# [Activity]
Go through the entries below and count the lines where the word "content" appears; give only the count.

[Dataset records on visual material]

····················

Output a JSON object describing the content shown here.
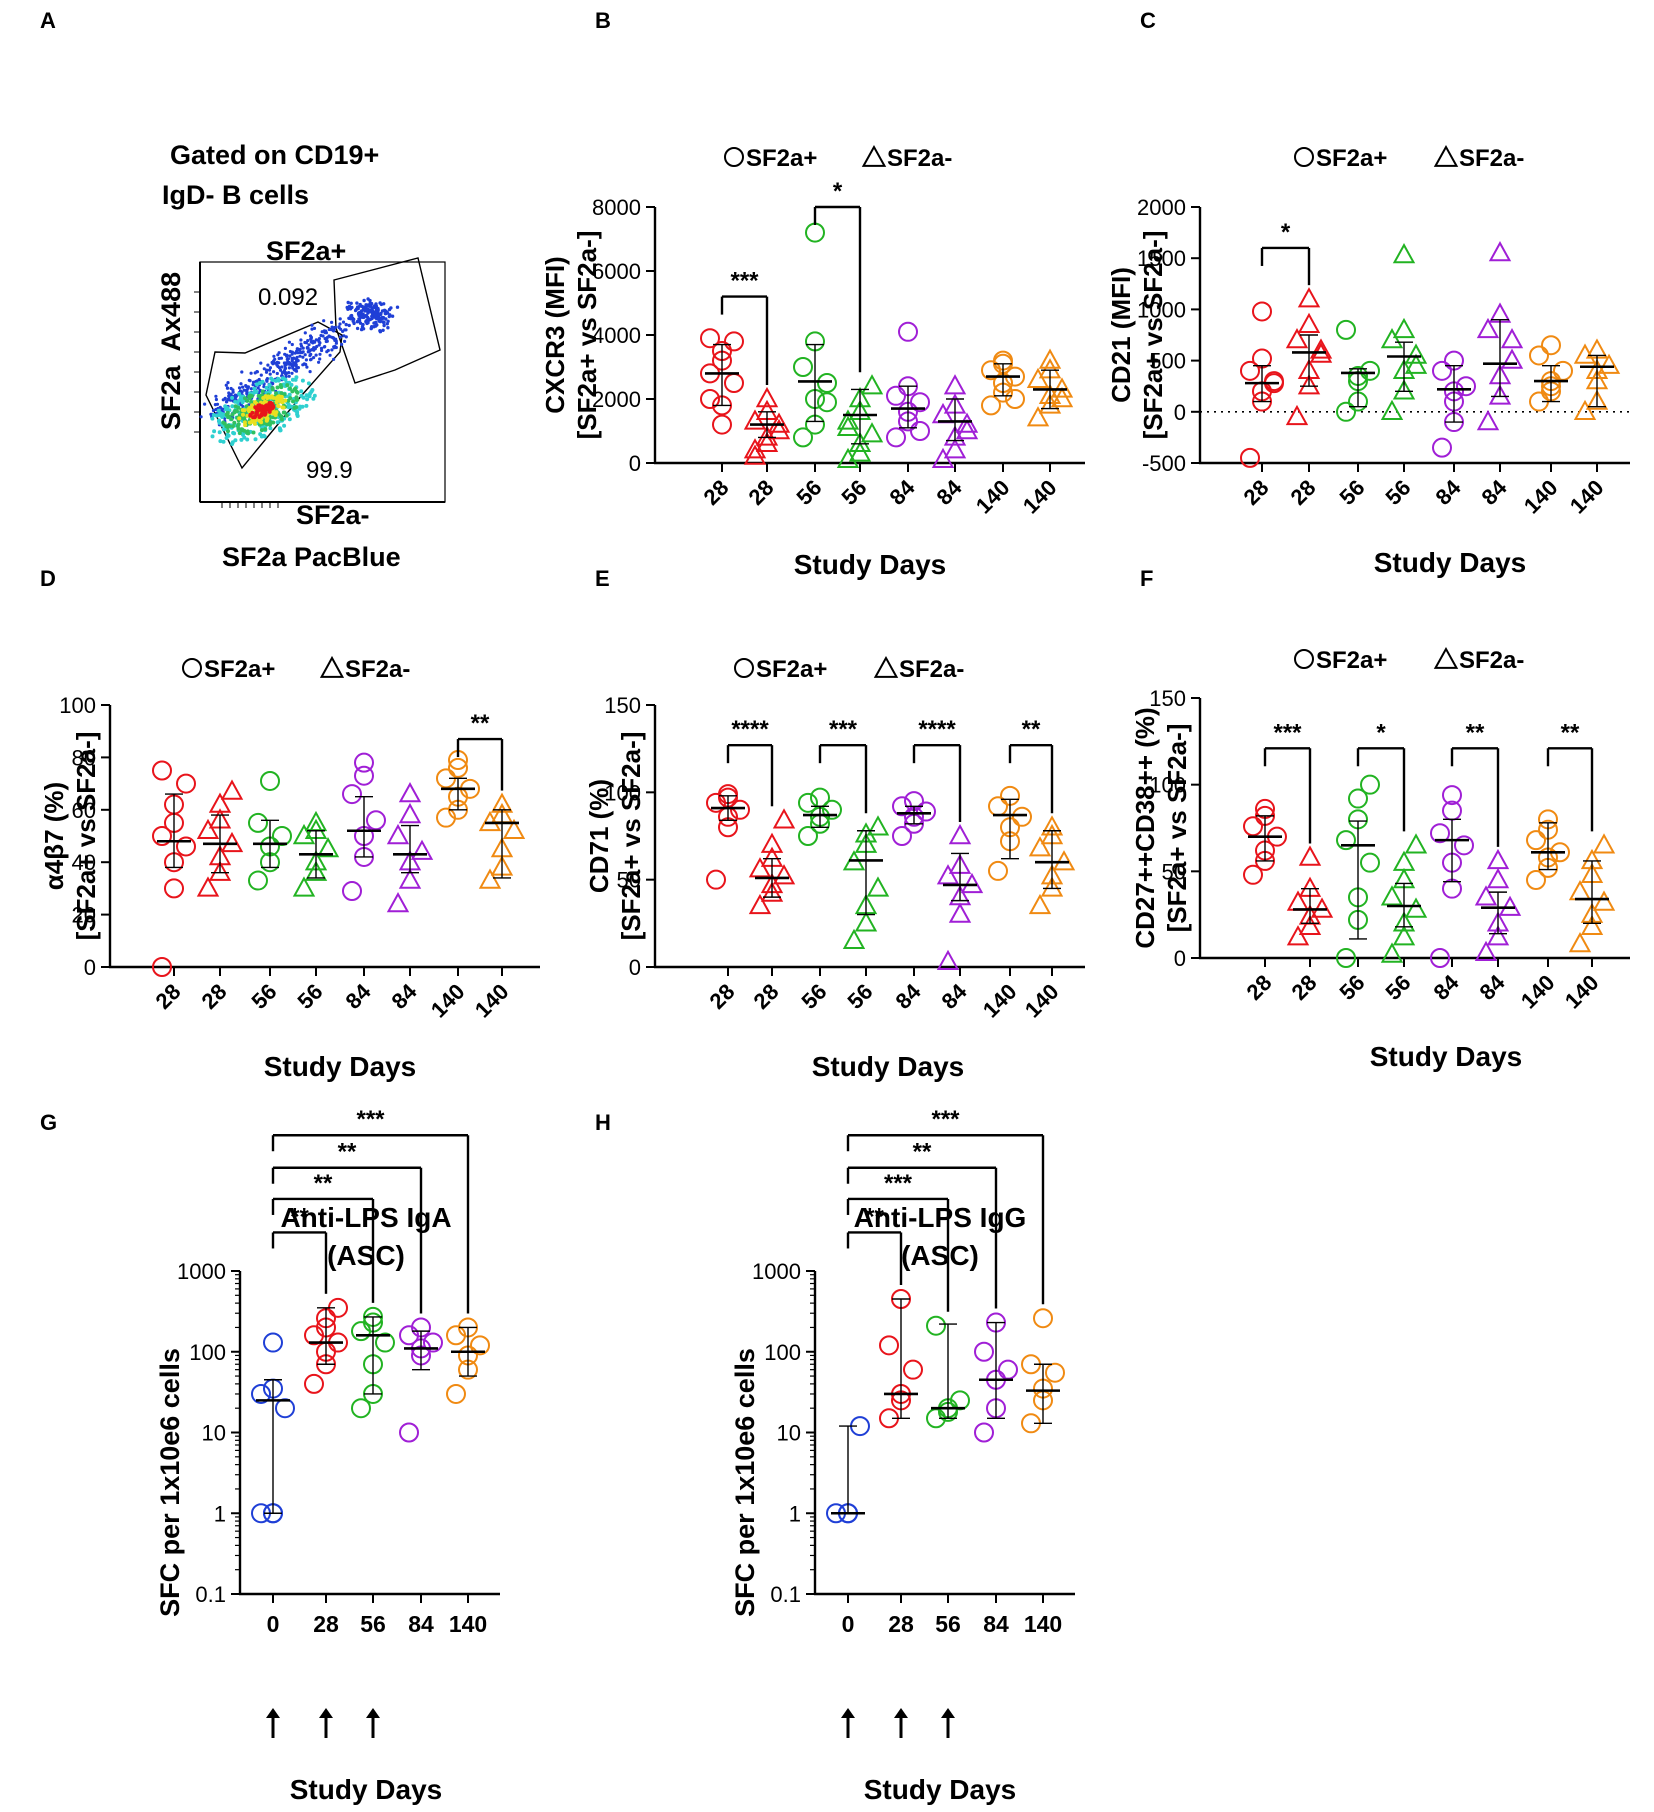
{
  "colors": {
    "d0": "#1f3fd6",
    "d28": "#e8141b",
    "d56": "#22b322",
    "d84": "#a01fd6",
    "d140": "#f08a12",
    "black": "#000000"
  },
  "panels": {
    "A": {
      "letter": "A",
      "title_line1": "Gated on CD19+",
      "title_line2": "IgD- B cells",
      "gate_pos_label": "SF2a+",
      "gate_pos_value": "0.092",
      "gate_neg_value": "99.9",
      "gate_neg_label": "SF2a-",
      "y_label": "SF2a  Ax488",
      "x_label": "SF2a PacBlue"
    },
    "B": {
      "letter": "B"
    },
    "C": {
      "letter": "C"
    },
    "D": {
      "letter": "D"
    },
    "E": {
      "letter": "E"
    },
    "F": {
      "letter": "F"
    },
    "G": {
      "letter": "G"
    },
    "H": {
      "letter": "H"
    }
  },
  "chart_data": [
    {
      "id": "B",
      "type": "scatter",
      "legend_pos": "SF2a+",
      "legend_neg": "SF2a-",
      "ylabel_line1": "CXCR3 (MFI)",
      "ylabel_line2": "[SF2a+ vs SF2a-]",
      "xlabel": "Study Days",
      "yscale": "linear",
      "ylim": [
        0,
        8000
      ],
      "yticks": [
        0,
        2000,
        4000,
        6000,
        8000
      ],
      "categories": [
        "28",
        "28",
        "56",
        "56",
        "84",
        "84",
        "140",
        "140"
      ],
      "markers": [
        "circle",
        "triangle",
        "circle",
        "triangle",
        "circle",
        "triangle",
        "circle",
        "triangle"
      ],
      "colors": [
        "d28",
        "d28",
        "d56",
        "d56",
        "d84",
        "d84",
        "d140",
        "d140"
      ],
      "medians": [
        2800,
        1200,
        2550,
        1500,
        1700,
        1300,
        2700,
        2300
      ],
      "iqr": [
        [
          1800,
          3700
        ],
        [
          800,
          1600
        ],
        [
          1300,
          3700
        ],
        [
          600,
          2300
        ],
        [
          1100,
          2400
        ],
        [
          700,
          2000
        ],
        [
          2100,
          3100
        ],
        [
          1700,
          2900
        ]
      ],
      "points": [
        [
          2000,
          1800,
          1200,
          2500,
          2800,
          3200,
          3500,
          3800,
          3900
        ],
        [
          200,
          600,
          800,
          1000,
          1300,
          1600,
          2000,
          1200,
          400
        ],
        [
          800,
          1200,
          2000,
          2500,
          3000,
          3800,
          7200,
          1900
        ],
        [
          100,
          300,
          600,
          900,
          1300,
          1600,
          2000,
          2400,
          1100
        ],
        [
          800,
          1300,
          1600,
          1900,
          2100,
          2400,
          4100,
          1000
        ],
        [
          100,
          400,
          800,
          1200,
          1500,
          1800,
          2400,
          1000
        ],
        [
          1800,
          2200,
          2500,
          2700,
          2900,
          3100,
          3200,
          2000
        ],
        [
          1400,
          1800,
          2100,
          2300,
          2600,
          2900,
          3200,
          2000
        ]
      ],
      "sig": [
        {
          "a": 0,
          "b": 1,
          "y": 5200,
          "label": "***"
        },
        {
          "a": 2,
          "b": 3,
          "y": 8000,
          "label": "*"
        }
      ]
    },
    {
      "id": "C",
      "type": "scatter",
      "legend_pos": "SF2a+",
      "legend_neg": "SF2a-",
      "ylabel_line1": "CD21 (MFI)",
      "ylabel_line2": "[SF2a+ vs SF2a-]",
      "xlabel": "Study Days",
      "yscale": "linear",
      "ylim": [
        -500,
        2000
      ],
      "yticks": [
        -500,
        0,
        500,
        1000,
        1500,
        2000
      ],
      "zero_line": true,
      "categories": [
        "28",
        "28",
        "56",
        "56",
        "84",
        "84",
        "140",
        "140"
      ],
      "markers": [
        "circle",
        "triangle",
        "circle",
        "triangle",
        "circle",
        "triangle",
        "circle",
        "triangle"
      ],
      "colors": [
        "d28",
        "d28",
        "d56",
        "d56",
        "d84",
        "d84",
        "d140",
        "d140"
      ],
      "medians": [
        280,
        580,
        380,
        540,
        220,
        470,
        300,
        440
      ],
      "iqr": [
        [
          100,
          450
        ],
        [
          250,
          750
        ],
        [
          50,
          420
        ],
        [
          200,
          680
        ],
        [
          -100,
          450
        ],
        [
          150,
          900
        ],
        [
          100,
          450
        ],
        [
          50,
          550
        ]
      ],
      "points": [
        [
          -450,
          100,
          200,
          280,
          400,
          520,
          980,
          300
        ],
        [
          -50,
          250,
          400,
          560,
          700,
          850,
          1100,
          600
        ],
        [
          0,
          100,
          300,
          400,
          800,
          350
        ],
        [
          0,
          200,
          400,
          550,
          700,
          800,
          1530,
          450
        ],
        [
          -350,
          -100,
          100,
          250,
          400,
          500,
          200
        ],
        [
          -100,
          150,
          350,
          500,
          800,
          950,
          1550,
          700
        ],
        [
          100,
          200,
          300,
          400,
          550,
          650,
          250
        ],
        [
          0,
          100,
          300,
          450,
          550,
          600,
          400
        ]
      ],
      "sig": [
        {
          "a": 0,
          "b": 1,
          "y": 1600,
          "label": "*"
        }
      ]
    },
    {
      "id": "D",
      "type": "scatter",
      "legend_pos": "SF2a+",
      "legend_neg": "SF2a-",
      "ylabel_line1": "α4β7 (%)",
      "ylabel_line2": "[SF2a+ vs SF2a-]",
      "xlabel": "Study Days",
      "yscale": "linear",
      "ylim": [
        0,
        100
      ],
      "yticks": [
        0,
        20,
        40,
        60,
        80,
        100
      ],
      "categories": [
        "28",
        "28",
        "56",
        "56",
        "84",
        "84",
        "140",
        "140"
      ],
      "markers": [
        "circle",
        "triangle",
        "circle",
        "triangle",
        "circle",
        "triangle",
        "circle",
        "triangle"
      ],
      "colors": [
        "d28",
        "d28",
        "d56",
        "d56",
        "d84",
        "d84",
        "d140",
        "d140"
      ],
      "medians": [
        48,
        47,
        47,
        43,
        52,
        43,
        68,
        55
      ],
      "iqr": [
        [
          38,
          66
        ],
        [
          36,
          58
        ],
        [
          38,
          56
        ],
        [
          34,
          52
        ],
        [
          42,
          65
        ],
        [
          36,
          54
        ],
        [
          60,
          72
        ],
        [
          34,
          60
        ]
      ],
      "points": [
        [
          0,
          30,
          40,
          46,
          50,
          55,
          62,
          70,
          75
        ],
        [
          30,
          36,
          42,
          47,
          52,
          56,
          62,
          67
        ],
        [
          33,
          40,
          46,
          50,
          55,
          71
        ],
        [
          30,
          36,
          40,
          45,
          50,
          55,
          52
        ],
        [
          29,
          42,
          50,
          56,
          66,
          73,
          78
        ],
        [
          24,
          33,
          40,
          44,
          50,
          58,
          66
        ],
        [
          57,
          60,
          65,
          68,
          72,
          76,
          79
        ],
        [
          33,
          38,
          45,
          52,
          55,
          58,
          62
        ]
      ],
      "sig": [
        {
          "a": 6,
          "b": 7,
          "y": 87,
          "label": "**"
        }
      ]
    },
    {
      "id": "E",
      "type": "scatter",
      "legend_pos": "SF2a+",
      "legend_neg": "SF2a-",
      "ylabel_line1": "CD71 (%)",
      "ylabel_line2": "[SF2a+ vs SF2a-]",
      "xlabel": "Study Days",
      "yscale": "linear",
      "ylim": [
        0,
        150
      ],
      "yticks": [
        0,
        50,
        100,
        150
      ],
      "categories": [
        "28",
        "28",
        "56",
        "56",
        "84",
        "84",
        "140",
        "140"
      ],
      "markers": [
        "circle",
        "triangle",
        "circle",
        "triangle",
        "circle",
        "triangle",
        "circle",
        "triangle"
      ],
      "colors": [
        "d28",
        "d28",
        "d56",
        "d56",
        "d84",
        "d84",
        "d140",
        "d140"
      ],
      "medians": [
        91,
        51,
        87,
        61,
        88,
        47,
        87,
        60
      ],
      "iqr": [
        [
          84,
          98
        ],
        [
          40,
          62
        ],
        [
          80,
          92
        ],
        [
          30,
          78
        ],
        [
          82,
          92
        ],
        [
          38,
          65
        ],
        [
          62,
          96
        ],
        [
          45,
          78
        ]
      ],
      "points": [
        [
          50,
          80,
          86,
          90,
          94,
          97,
          99
        ],
        [
          35,
          42,
          47,
          52,
          56,
          62,
          70,
          84
        ],
        [
          75,
          82,
          86,
          90,
          94,
          97
        ],
        [
          15,
          25,
          35,
          45,
          60,
          70,
          76,
          80
        ],
        [
          75,
          82,
          86,
          89,
          92,
          95
        ],
        [
          3,
          30,
          40,
          47,
          52,
          58,
          75
        ],
        [
          55,
          72,
          80,
          86,
          92,
          98
        ],
        [
          35,
          45,
          52,
          60,
          68,
          75,
          80
        ]
      ],
      "sig": [
        {
          "a": 0,
          "b": 1,
          "y": 127,
          "label": "****"
        },
        {
          "a": 2,
          "b": 3,
          "y": 127,
          "label": "***"
        },
        {
          "a": 4,
          "b": 5,
          "y": 127,
          "label": "****"
        },
        {
          "a": 6,
          "b": 7,
          "y": 127,
          "label": "**"
        }
      ]
    },
    {
      "id": "F",
      "type": "scatter",
      "legend_pos": "SF2a+",
      "legend_neg": "SF2a-",
      "ylabel_line1": "CD27++CD38++ (%)",
      "ylabel_line2": "[SF2a+ vs SF2a-]",
      "xlabel": "Study Days",
      "yscale": "linear",
      "ylim": [
        0,
        150
      ],
      "yticks": [
        0,
        50,
        100,
        150
      ],
      "categories": [
        "28",
        "28",
        "56",
        "56",
        "84",
        "84",
        "140",
        "140"
      ],
      "markers": [
        "circle",
        "triangle",
        "circle",
        "triangle",
        "circle",
        "triangle",
        "circle",
        "triangle"
      ],
      "colors": [
        "d28",
        "d28",
        "d56",
        "d56",
        "d84",
        "d84",
        "d140",
        "d140"
      ],
      "medians": [
        70,
        28,
        65,
        30,
        68,
        29,
        61,
        34
      ],
      "iqr": [
        [
          56,
          82
        ],
        [
          20,
          40
        ],
        [
          11,
          79
        ],
        [
          18,
          43
        ],
        [
          44,
          80
        ],
        [
          14,
          38
        ],
        [
          51,
          78
        ],
        [
          20,
          56
        ]
      ],
      "points": [
        [
          48,
          56,
          62,
          70,
          76,
          82,
          86
        ],
        [
          12,
          18,
          24,
          28,
          32,
          40,
          58
        ],
        [
          0,
          22,
          35,
          55,
          68,
          80,
          92,
          100
        ],
        [
          2,
          12,
          20,
          28,
          35,
          45,
          55,
          65
        ],
        [
          0,
          40,
          55,
          65,
          72,
          85,
          94
        ],
        [
          3,
          12,
          20,
          29,
          35,
          45,
          56
        ],
        [
          45,
          52,
          58,
          61,
          68,
          74,
          80
        ],
        [
          8,
          18,
          25,
          32,
          38,
          48,
          56,
          65
        ]
      ],
      "sig": [
        {
          "a": 0,
          "b": 1,
          "y": 121,
          "label": "***"
        },
        {
          "a": 2,
          "b": 3,
          "y": 121,
          "label": "*"
        },
        {
          "a": 4,
          "b": 5,
          "y": 121,
          "label": "**"
        },
        {
          "a": 6,
          "b": 7,
          "y": 121,
          "label": "**"
        }
      ]
    },
    {
      "id": "G",
      "type": "scatter",
      "title_line1": "Anti-LPS IgA",
      "title_line2": "(ASC)",
      "ylabel_line1": "SFC per 1x10e6 cells",
      "xlabel": "Study Days",
      "yscale": "log",
      "ylim": [
        0.1,
        1000
      ],
      "yticks": [
        0.1,
        1,
        10,
        100,
        1000
      ],
      "ytick_labels": [
        "0.1",
        "1",
        "10",
        "100",
        "1000"
      ],
      "categories": [
        "0",
        "28",
        "56",
        "84",
        "140"
      ],
      "markers": [
        "circle",
        "circle",
        "circle",
        "circle",
        "circle"
      ],
      "colors": [
        "d0",
        "d28",
        "d56",
        "d84",
        "d140"
      ],
      "arrows": [
        0,
        1,
        2
      ],
      "medians": [
        25,
        130,
        160,
        110,
        100
      ],
      "iqr": [
        [
          1,
          45
        ],
        [
          70,
          350
        ],
        [
          30,
          270
        ],
        [
          60,
          180
        ],
        [
          50,
          200
        ]
      ],
      "points": [
        [
          1,
          1,
          1,
          20,
          30,
          35,
          130
        ],
        [
          40,
          70,
          100,
          130,
          160,
          200,
          260,
          350
        ],
        [
          20,
          30,
          70,
          130,
          180,
          230,
          270
        ],
        [
          10,
          90,
          110,
          130,
          160,
          200
        ],
        [
          30,
          60,
          90,
          120,
          160,
          200
        ]
      ],
      "sig": [
        {
          "a": 0,
          "b": 1,
          "y": 3000,
          "label": "**"
        },
        {
          "a": 0,
          "b": 2,
          "y": 7800,
          "label": "**"
        },
        {
          "a": 0,
          "b": 3,
          "y": 19000,
          "label": "**"
        },
        {
          "a": 0,
          "b": 4,
          "y": 48000,
          "label": "***"
        }
      ]
    },
    {
      "id": "H",
      "type": "scatter",
      "title_line1": "Anti-LPS IgG",
      "title_line2": "(ASC)",
      "ylabel_line1": "SFC per 1x10e6 cells",
      "xlabel": "Study Days",
      "yscale": "log",
      "ylim": [
        0.1,
        1000
      ],
      "yticks": [
        0.1,
        1,
        10,
        100,
        1000
      ],
      "ytick_labels": [
        "0.1",
        "1",
        "10",
        "100",
        "1000"
      ],
      "categories": [
        "0",
        "28",
        "56",
        "84",
        "140"
      ],
      "markers": [
        "circle",
        "circle",
        "circle",
        "circle",
        "circle"
      ],
      "colors": [
        "d0",
        "d28",
        "d56",
        "d84",
        "d140"
      ],
      "arrows": [
        0,
        1,
        2
      ],
      "medians": [
        1,
        30,
        20,
        45,
        33
      ],
      "iqr": [
        [
          1,
          12
        ],
        [
          15,
          450
        ],
        [
          15,
          220
        ],
        [
          15,
          230
        ],
        [
          13,
          70
        ]
      ],
      "points": [
        [
          1,
          1,
          1,
          12
        ],
        [
          15,
          25,
          30,
          60,
          120,
          450
        ],
        [
          15,
          18,
          20,
          25,
          210
        ],
        [
          10,
          20,
          45,
          60,
          100,
          230
        ],
        [
          13,
          25,
          35,
          55,
          70,
          260
        ]
      ],
      "sig": [
        {
          "a": 0,
          "b": 1,
          "y": 3000,
          "label": "**"
        },
        {
          "a": 0,
          "b": 2,
          "y": 7800,
          "label": "***"
        },
        {
          "a": 0,
          "b": 3,
          "y": 19000,
          "label": "**"
        },
        {
          "a": 0,
          "b": 4,
          "y": 48000,
          "label": "***"
        }
      ]
    }
  ]
}
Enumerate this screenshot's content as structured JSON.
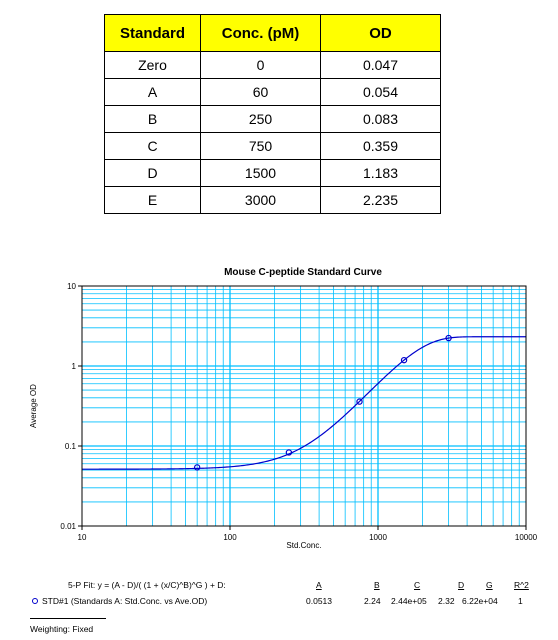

····················

# [Answer space]
2